* [AIM OF THE TASK] Show every line where "CURVE" occurs.

[Extracted data entries]
____________
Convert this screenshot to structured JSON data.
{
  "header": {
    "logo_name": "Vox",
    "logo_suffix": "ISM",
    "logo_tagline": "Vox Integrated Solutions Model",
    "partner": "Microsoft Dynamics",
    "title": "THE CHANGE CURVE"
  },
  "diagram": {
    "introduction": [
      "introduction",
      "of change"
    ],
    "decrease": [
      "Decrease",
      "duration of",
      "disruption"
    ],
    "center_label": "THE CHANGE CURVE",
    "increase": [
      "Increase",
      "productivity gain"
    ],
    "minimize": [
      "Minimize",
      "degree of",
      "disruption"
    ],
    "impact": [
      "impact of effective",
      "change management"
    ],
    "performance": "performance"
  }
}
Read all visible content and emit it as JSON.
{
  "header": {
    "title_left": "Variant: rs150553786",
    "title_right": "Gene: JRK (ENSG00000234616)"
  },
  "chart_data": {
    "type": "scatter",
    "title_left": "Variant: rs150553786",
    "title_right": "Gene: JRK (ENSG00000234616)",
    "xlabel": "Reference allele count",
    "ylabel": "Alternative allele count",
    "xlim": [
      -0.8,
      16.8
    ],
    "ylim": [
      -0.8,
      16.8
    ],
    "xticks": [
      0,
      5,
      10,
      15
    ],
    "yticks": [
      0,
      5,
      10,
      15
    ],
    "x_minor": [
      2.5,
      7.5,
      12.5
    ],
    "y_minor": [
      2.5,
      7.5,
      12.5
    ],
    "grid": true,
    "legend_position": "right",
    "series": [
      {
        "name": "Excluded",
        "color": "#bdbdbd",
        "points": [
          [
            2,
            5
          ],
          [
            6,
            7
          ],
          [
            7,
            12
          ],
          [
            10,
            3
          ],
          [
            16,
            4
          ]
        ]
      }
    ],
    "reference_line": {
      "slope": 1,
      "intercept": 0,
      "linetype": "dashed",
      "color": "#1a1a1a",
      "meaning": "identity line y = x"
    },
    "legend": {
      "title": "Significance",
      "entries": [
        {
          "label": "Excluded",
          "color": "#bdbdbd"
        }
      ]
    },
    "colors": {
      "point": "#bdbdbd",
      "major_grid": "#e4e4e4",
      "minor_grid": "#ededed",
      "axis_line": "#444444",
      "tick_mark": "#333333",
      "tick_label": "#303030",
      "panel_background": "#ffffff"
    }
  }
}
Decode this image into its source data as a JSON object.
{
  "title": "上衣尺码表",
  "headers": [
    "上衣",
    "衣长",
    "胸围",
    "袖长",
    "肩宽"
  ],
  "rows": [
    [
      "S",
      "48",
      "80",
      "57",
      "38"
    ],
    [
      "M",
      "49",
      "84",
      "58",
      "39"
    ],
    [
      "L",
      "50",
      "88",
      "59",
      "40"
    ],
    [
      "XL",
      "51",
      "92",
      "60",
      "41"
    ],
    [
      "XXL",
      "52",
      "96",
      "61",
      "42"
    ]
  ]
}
____________
* [SOLUTION TO THIS TASK]
    "title": "THE CHANGE CURVE"
    "center_label": "THE CHANGE CURVE",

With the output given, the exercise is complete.